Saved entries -
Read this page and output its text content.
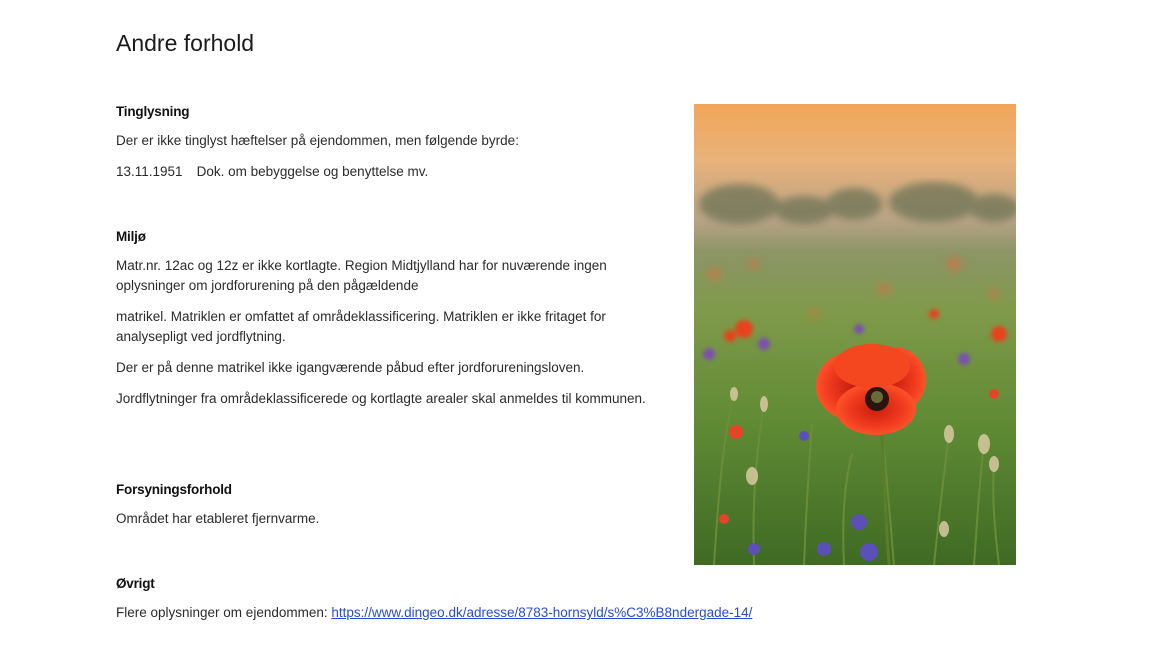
Andre forhold

Tinglysning

Der er ikke tinglyst hæftelser på ejendommen, men følgende byrde:

13.11.1951 Dok. om bebyggelse og benyttelse mv.

Miljø

Matr.nr. 12ac og 12z er ikke kortlagte. Region Midtjylland har for nuværende ingen oplysninger om jordforurening på den pågældende

matrikel. Matriklen er omfattet af områdeklassificering. Matriklen er ikke fritaget for analysepligt ved jordflytning.

Der er på denne matrikel ikke igangværende påbud efter jordforureningsloven.

Jordflytninger fra områdeklassificerede og kortlagte arealer skal anmeldes til kommunen.

Forsyningsforhold

Området har etableret fjernvarme.

Øvrigt

Flere oplysninger om ejendommen: https://www.dingeo.dk/adresse/8783-hornsyld/s%C3%B8ndergade-14/
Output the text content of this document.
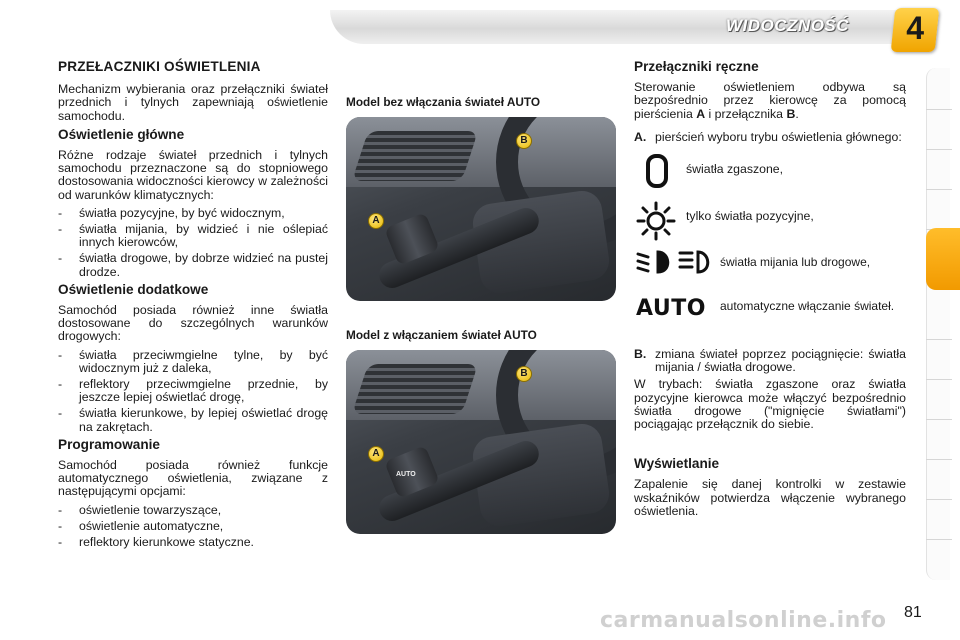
WIDOCZNOŚĆ	4
PRZEŁACZNIKI OŚWIETLENIA

Mechanizm wybierania oraz przełączniki świateł przednich i tylnych zapewniają oświetlenie samochodu.

Oświetlenie główne

Różne rodzaje świateł przednich i tylnych samochodu przeznaczone są do stopniowego dostosowania widoczności kierowcy w zależności od warunków klimatycznych:

- światła pozycyjne, by być widocznym,
- światła mijania, by widzieć i nie oślepiać innych kierowców,
- światła drogowe, by dobrze widzieć na pustej drodze.
Oświetlenie dodatkowe

Samochód posiada również inne światła dostosowane do szczególnych warunków drogowych:

- światła przeciwmgielne tylne, by być widocznym już z daleka,
- reflektory przeciwmgielne przednie, by jeszcze lepiej oświetlać drogę,
- światła kierunkowe, by lepiej oświetlać drogę na zakrętach.
Programowanie

Samochód posiada również funkcje automatycznego oświetlenia, związane z następującymi opcjami:

- oświetlenie towarzyszące,
- oświetlenie automatyczne,
- reflektory kierunkowe statyczne.
Model bez włączania świateł AUTO
A
B
Model z włączaniem świateł AUTO
AUTO
A
B
Przełączniki ręczne

Sterowanie oświetleniem odbywa są bezpośrednio przez kierowcę za pomocą pierścienia A i przełącznika B.

A. pierścień wyboru trybu oświetlenia głównego:
światła zgaszone,
tylko światła pozycyjne,
światła mijania lub drogowe,
AUTO automatyczne włączanie świateł.
B. zmiana świateł poprzez pociągnięcie: światła mijania / światła drogowe.

W trybach: światła zgaszone oraz światła pozycyjne kierowca może włączyć bezpośrednio światła drogowe ("mignięcie światłami") pociągając przełącznik do siebie.

Wyświetlanie

Zapalenie się danej kontrolki w zestawie wskaźników potwierdza włączenie wybranego oświetlenia.

carmanualsonline.info 81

Exercise brief - Exclude the pictures and repeat every other part of the records word for word.

Exercise answer -
Read this page and output its text content.
Andre forhold

Tinglysning

Der er ikke tinglyst hæftelser på ejendommen, men følgende byrde:

13.11.1951 Dok. om bebyggelse og benyttelse mv.

Miljø

Matr.nr. 12ac og 12z er ikke kortlagte. Region Midtjylland har for nuværende ingen oplysninger om jordforurening på den pågældende

matrikel. Matriklen er omfattet af områdeklassificering. Matriklen er ikke fritaget for analysepligt ved jordflytning.

Der er på denne matrikel ikke igangværende påbud efter jordforureningsloven.

Jordflytninger fra områdeklassificerede og kortlagte arealer skal anmeldes til kommunen.

Forsyningsforhold

Området har etableret fjernvarme.

Øvrigt

Flere oplysninger om ejendommen: https://www.dingeo.dk/adresse/8783-hornsyld/s%C3%B8ndergade-14/
Output the text content of this document.
WIDOCZNOŚĆ	4
PRZEŁACZNIKI OŚWIETLENIA

Mechanizm wybierania oraz przełączniki świateł przednich i tylnych zapewniają oświetlenie samochodu.

Oświetlenie główne

Różne rodzaje świateł przednich i tylnych samochodu przeznaczone są do stopniowego dostosowania widoczności kierowcy w zależności od warunków klimatycznych:

- światła pozycyjne, by być widocznym,
- światła mijania, by widzieć i nie oślepiać innych kierowców,
- światła drogowe, by dobrze widzieć na pustej drodze.
Oświetlenie dodatkowe

Samochód posiada również inne światła dostosowane do szczególnych warunków drogowych:

- światła przeciwmgielne tylne, by być widocznym już z daleka,
- reflektory przeciwmgielne przednie, by jeszcze lepiej oświetlać drogę,
- światła kierunkowe, by lepiej oświetlać drogę na zakrętach.
Programowanie

Samochód posiada również funkcje automatycznego oświetlenia, związane z następującymi opcjami:

- oświetlenie towarzyszące,
- oświetlenie automatyczne,
- reflektory kierunkowe statyczne.
Model bez włączania świateł AUTO
A
B
Model z włączaniem świateł AUTO
AUTO
A
B
Przełączniki ręczne

Sterowanie oświetleniem odbywa są bezpośrednio przez kierowcę za pomocą pierścienia A i przełącznika B.

A. pierścień wyboru trybu oświetlenia głównego:
światła zgaszone,
tylko światła pozycyjne,
światła mijania lub drogowe,
AUTO automatyczne włączanie świateł.
B. zmiana świateł poprzez pociągnięcie: światła mijania / światła drogowe.

W trybach: światła zgaszone oraz światła pozycyjne kierowca może włączyć bezpośrednio światła drogowe ("mignięcie światłami") pociągając przełącznik do siebie.

Wyświetlanie

Zapalenie się danej kontrolki w zestawie wskaźników potwierdza włączenie wybranego oświetlenia.

carmanualsonline.info 81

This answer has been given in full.